_Written task:_
Set the data down again, exactly as it reads, but without the pictures.

_Data:_
● ● ● ●

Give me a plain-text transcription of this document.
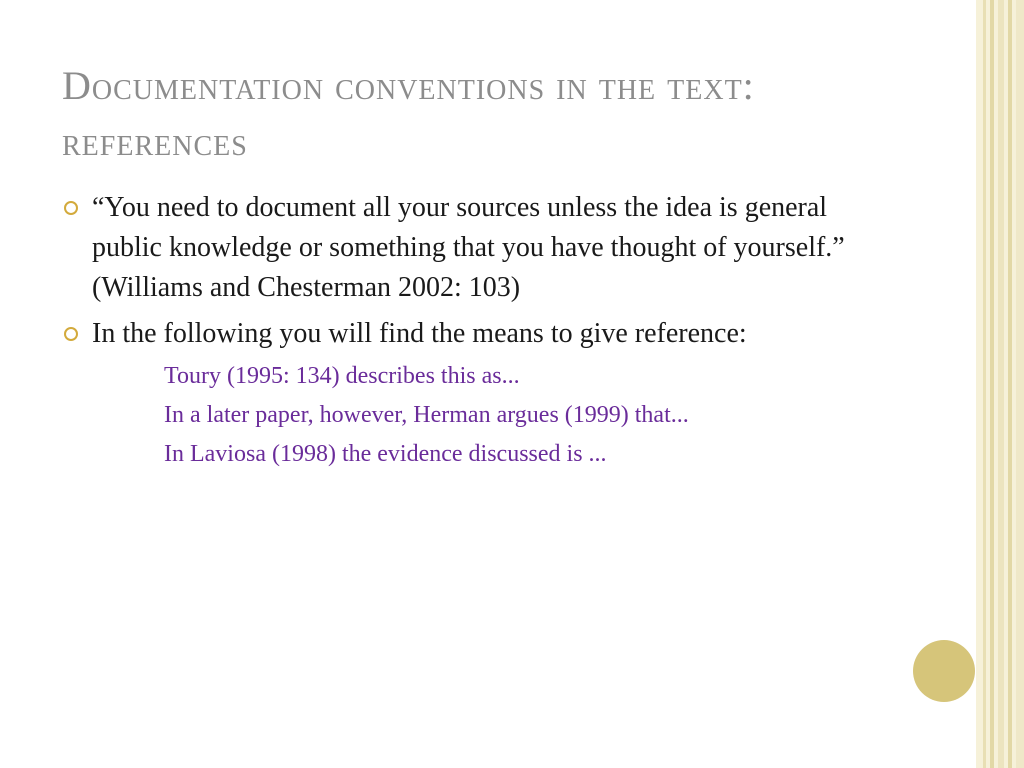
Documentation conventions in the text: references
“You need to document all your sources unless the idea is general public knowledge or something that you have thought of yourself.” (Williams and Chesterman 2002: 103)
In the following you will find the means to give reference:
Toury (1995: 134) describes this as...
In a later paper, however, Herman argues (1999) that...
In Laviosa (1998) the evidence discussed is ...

● ● ● ●

_Correct answer:_
Give me a plain-text transcription of this document.
Documentation conventions in the text: references
“You need to document all your sources unless the idea is general public knowledge or something that you have thought of yourself.” (Williams and Chesterman 2002: 103)
In the following you will find the means to give reference:
Toury (1995: 134) describes this as...
In a later paper, however, Herman argues (1999) that...
In Laviosa (1998) the evidence discussed is ...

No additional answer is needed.